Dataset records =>
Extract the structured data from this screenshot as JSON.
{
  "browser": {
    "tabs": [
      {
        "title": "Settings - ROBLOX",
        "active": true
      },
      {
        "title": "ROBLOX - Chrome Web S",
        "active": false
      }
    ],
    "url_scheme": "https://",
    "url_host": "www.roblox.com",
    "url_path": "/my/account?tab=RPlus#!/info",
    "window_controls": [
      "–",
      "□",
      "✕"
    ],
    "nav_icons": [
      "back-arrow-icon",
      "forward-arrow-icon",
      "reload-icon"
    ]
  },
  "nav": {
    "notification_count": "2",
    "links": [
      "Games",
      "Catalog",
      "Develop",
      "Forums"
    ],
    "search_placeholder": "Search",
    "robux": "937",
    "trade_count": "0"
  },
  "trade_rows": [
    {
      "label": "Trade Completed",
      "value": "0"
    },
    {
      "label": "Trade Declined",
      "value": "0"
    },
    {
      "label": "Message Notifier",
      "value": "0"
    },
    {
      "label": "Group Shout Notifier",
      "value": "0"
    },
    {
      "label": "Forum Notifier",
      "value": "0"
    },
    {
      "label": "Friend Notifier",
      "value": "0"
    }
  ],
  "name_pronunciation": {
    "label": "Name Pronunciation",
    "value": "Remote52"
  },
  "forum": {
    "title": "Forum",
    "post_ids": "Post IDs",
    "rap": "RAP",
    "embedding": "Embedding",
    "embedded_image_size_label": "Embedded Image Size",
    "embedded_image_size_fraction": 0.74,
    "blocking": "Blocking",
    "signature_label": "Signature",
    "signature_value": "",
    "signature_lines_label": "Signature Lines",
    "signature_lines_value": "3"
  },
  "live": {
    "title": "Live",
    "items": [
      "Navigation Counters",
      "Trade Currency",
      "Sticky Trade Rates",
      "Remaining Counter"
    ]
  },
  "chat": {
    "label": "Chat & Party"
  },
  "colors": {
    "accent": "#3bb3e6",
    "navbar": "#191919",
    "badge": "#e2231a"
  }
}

Task directions => Return all of the data precisely as it appears.

Right answer =>
Extract the structured data from this screenshot as JSON.
{
  "browser": {
    "tabs": [
      {
        "title": "Settings - ROBLOX",
        "active": true
      },
      {
        "title": "ROBLOX - Chrome Web S",
        "active": false
      }
    ],
    "url_scheme": "https://",
    "url_host": "www.roblox.com",
    "url_path": "/my/account?tab=RPlus#!/info",
    "window_controls": [
      "–",
      "□",
      "✕"
    ],
    "nav_icons": [
      "back-arrow-icon",
      "forward-arrow-icon",
      "reload-icon"
    ]
  },
  "nav": {
    "notification_count": "2",
    "links": [
      "Games",
      "Catalog",
      "Develop",
      "Forums"
    ],
    "search_placeholder": "Search",
    "robux": "937",
    "trade_count": "0"
  },
  "trade_rows": [
    {
      "label": "Trade Completed",
      "value": "0"
    },
    {
      "label": "Trade Declined",
      "value": "0"
    },
    {
      "label": "Message Notifier",
      "value": "0"
    },
    {
      "label": "Group Shout Notifier",
      "value": "0"
    },
    {
      "label": "Forum Notifier",
      "value": "0"
    },
    {
      "label": "Friend Notifier",
      "value": "0"
    }
  ],
  "name_pronunciation": {
    "label": "Name Pronunciation",
    "value": "Remote52"
  },
  "forum": {
    "title": "Forum",
    "post_ids": "Post IDs",
    "rap": "RAP",
    "embedding": "Embedding",
    "embedded_image_size_label": "Embedded Image Size",
    "embedded_image_size_fraction": 0.74,
    "blocking": "Blocking",
    "signature_label": "Signature",
    "signature_value": "",
    "signature_lines_label": "Signature Lines",
    "signature_lines_value": "3"
  },
  "live": {
    "title": "Live",
    "items": [
      "Navigation Counters",
      "Trade Currency",
      "Sticky Trade Rates",
      "Remaining Counter"
    ]
  },
  "chat": {
    "label": "Chat & Party"
  },
  "colors": {
    "accent": "#3bb3e6",
    "navbar": "#191919",
    "badge": "#e2231a"
  }
}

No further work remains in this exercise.